-- TASK STATEMENT --
The entries below should be given again exactly, minus their pictures.

-- Records excerpted from a collection --
** START **

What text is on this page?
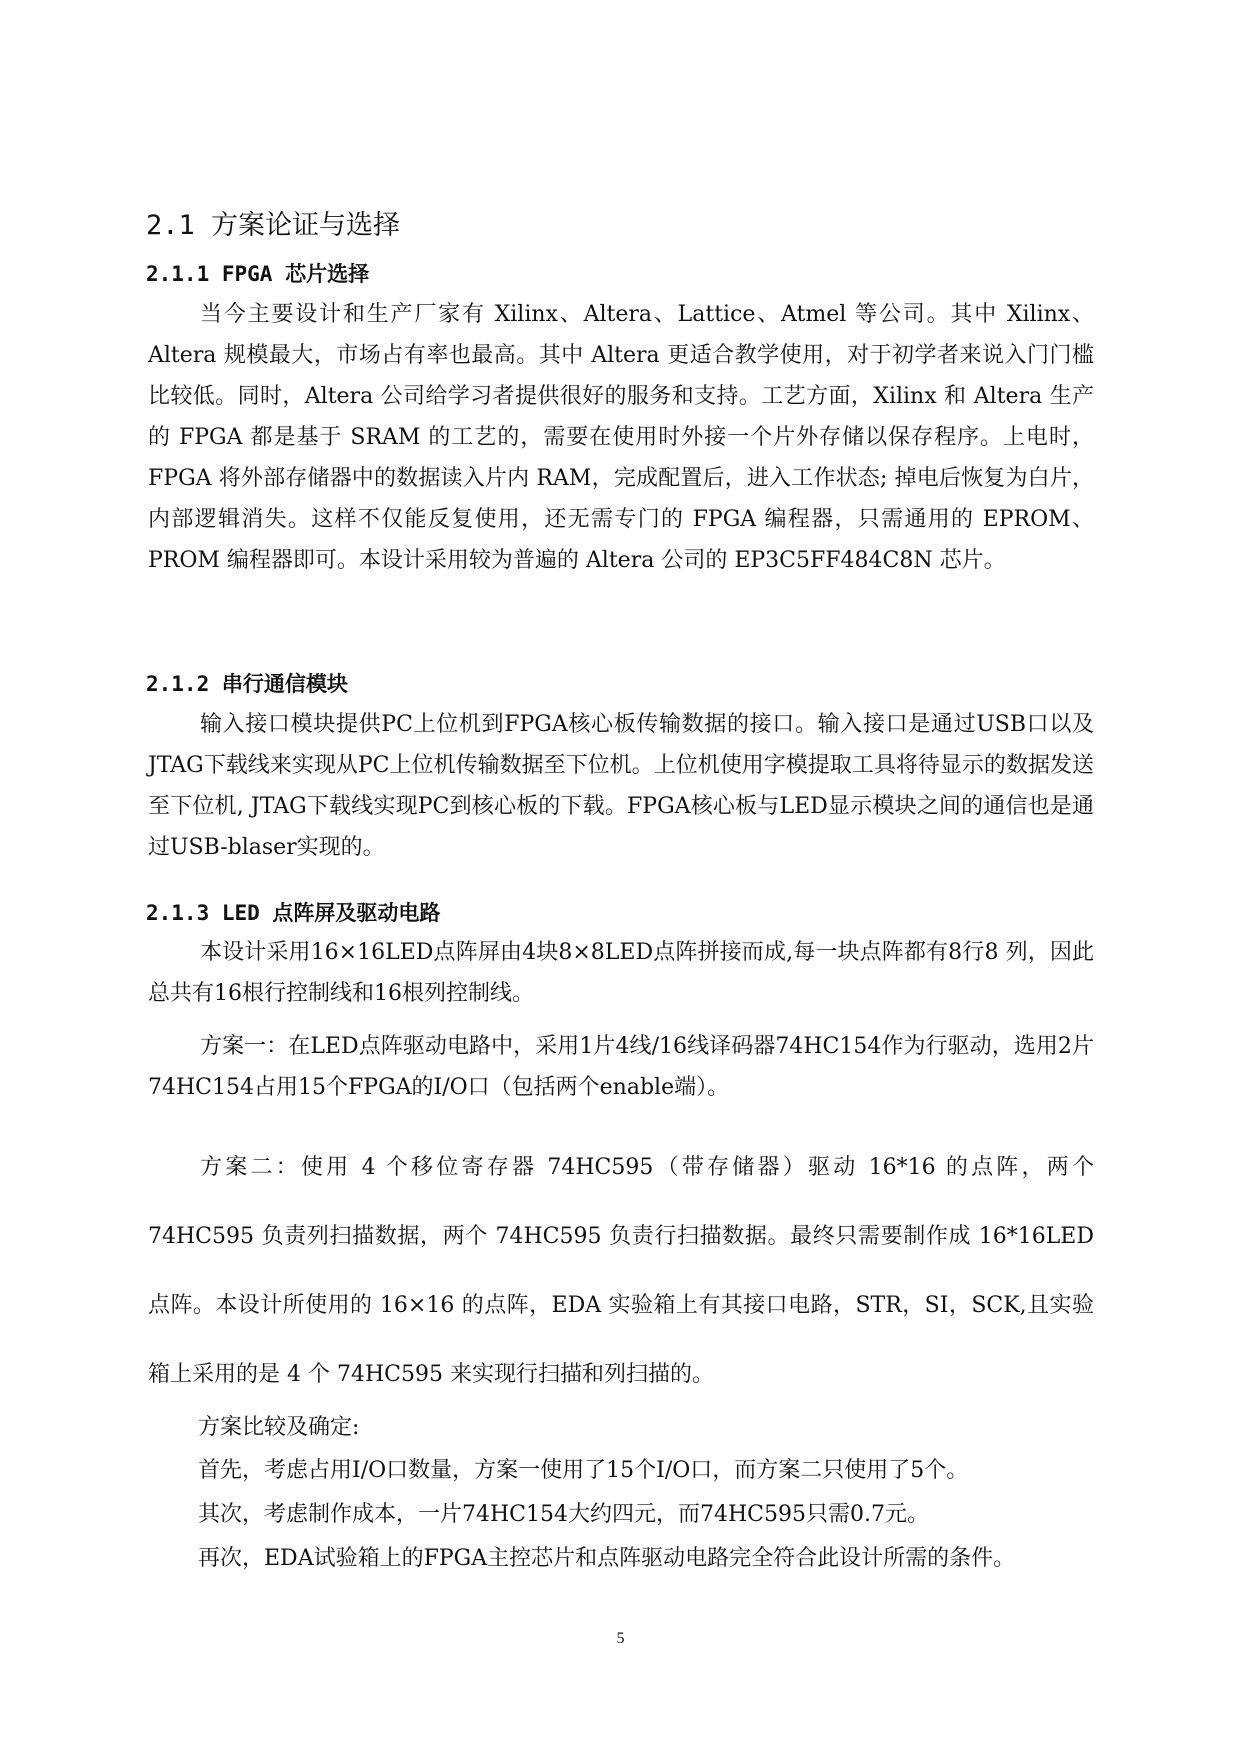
2.1 方案论证与选择
2.1.1 FPGA 芯片选择

当今主要设计和生产厂家有 Xilinx、Altera、Lattice、Atmel 等公司。其中 Xilinx、Altera 规模最大，市场占有率也最高。其中 Altera 更适合教学使用，对于初学者来说入门门槛比较低。同时，Altera 公司给学习者提供很好的服务和支持。工艺方面，Xilinx 和 Altera 生产的 FPGA 都是基于 SRAM 的工艺的，需要在使用时外接一个片外存储以保存程序。上电时，FPGA 将外部存储器中的数据读入片内 RAM，完成配置后，进入工作状态; 掉电后恢复为白片，内部逻辑消失。这样不仅能反复使用，还无需专门的 FPGA 编程器，只需通用的 EPROM、PROM 编程器即可。本设计采用较为普遍的 Altera 公司的 EP3C5FF484C8N 芯片。

2.1.2 串行通信模块

输入接口模块提供PC上位机到FPGA核心板传输数据的接口。输入接口是通过USB口以及JTAG下载线来实现从PC上位机传输数据至下位机。上位机使用字模提取工具将待显示的数据发送至下位机, JTAG下载线实现PC到核心板的下载。FPGA核心板与LED显示模块之间的通信也是通过USB-blaser实现的。

2.1.3 LED 点阵屏及驱动电路

本设计采用16×16LED点阵屏由4块8×8LED点阵拼接而成,每一块点阵都有8行8 列，因此总共有16根行控制线和16根列控制线。

方案一：在LED点阵驱动电路中，采用1片4线/16线译码器74HC154作为行驱动，选用2片74HC154占用15个FPGA的I/O口（包括两个enable端）。

方案二：使用 4 个移位寄存器 74HC595（带存储器）驱动 16*16 的点阵，两个 74HC595 负责列扫描数据，两个 74HC595 负责行扫描数据。最终只需要制作成 16*16LED 点阵。本设计所使用的 16×16 的点阵，EDA 实验箱上有其接口电路，STR，SI，SCK,且实验箱上采用的是 4 个 74HC595 来实现行扫描和列扫描的。

方案比较及确定:
首先，考虑占用I/O口数量，方案一使用了15个I/O口，而方案二只使用了5个。
其次，考虑制作成本，一片74HC154大约四元，而74HC595只需0.7元。
再次，EDA试验箱上的FPGA主控芯片和点阵驱动电路完全符合此设计所需的条件。
5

** END **

-- FINAL RESULT --
What text is on this page?
2.1 方案论证与选择
2.1.1 FPGA 芯片选择

当今主要设计和生产厂家有 Xilinx、Altera、Lattice、Atmel 等公司。其中 Xilinx、Altera 规模最大，市场占有率也最高。其中 Altera 更适合教学使用，对于初学者来说入门门槛比较低。同时，Altera 公司给学习者提供很好的服务和支持。工艺方面，Xilinx 和 Altera 生产的 FPGA 都是基于 SRAM 的工艺的，需要在使用时外接一个片外存储以保存程序。上电时，FPGA 将外部存储器中的数据读入片内 RAM，完成配置后，进入工作状态; 掉电后恢复为白片，内部逻辑消失。这样不仅能反复使用，还无需专门的 FPGA 编程器，只需通用的 EPROM、PROM 编程器即可。本设计采用较为普遍的 Altera 公司的 EP3C5FF484C8N 芯片。

2.1.2 串行通信模块

输入接口模块提供PC上位机到FPGA核心板传输数据的接口。输入接口是通过USB口以及JTAG下载线来实现从PC上位机传输数据至下位机。上位机使用字模提取工具将待显示的数据发送至下位机, JTAG下载线实现PC到核心板的下载。FPGA核心板与LED显示模块之间的通信也是通过USB-blaser实现的。

2.1.3 LED 点阵屏及驱动电路

本设计采用16×16LED点阵屏由4块8×8LED点阵拼接而成,每一块点阵都有8行8 列，因此总共有16根行控制线和16根列控制线。

方案一：在LED点阵驱动电路中，采用1片4线/16线译码器74HC154作为行驱动，选用2片74HC154占用15个FPGA的I/O口（包括两个enable端）。

方案二：使用 4 个移位寄存器 74HC595（带存储器）驱动 16*16 的点阵，两个 74HC595 负责列扫描数据，两个 74HC595 负责行扫描数据。最终只需要制作成 16*16LED 点阵。本设计所使用的 16×16 的点阵，EDA 实验箱上有其接口电路，STR，SI，SCK,且实验箱上采用的是 4 个 74HC595 来实现行扫描和列扫描的。

方案比较及确定:
首先，考虑占用I/O口数量，方案一使用了15个I/O口，而方案二只使用了5个。
其次，考虑制作成本，一片74HC154大约四元，而74HC595只需0.7元。
再次，EDA试验箱上的FPGA主控芯片和点阵驱动电路完全符合此设计所需的条件。
5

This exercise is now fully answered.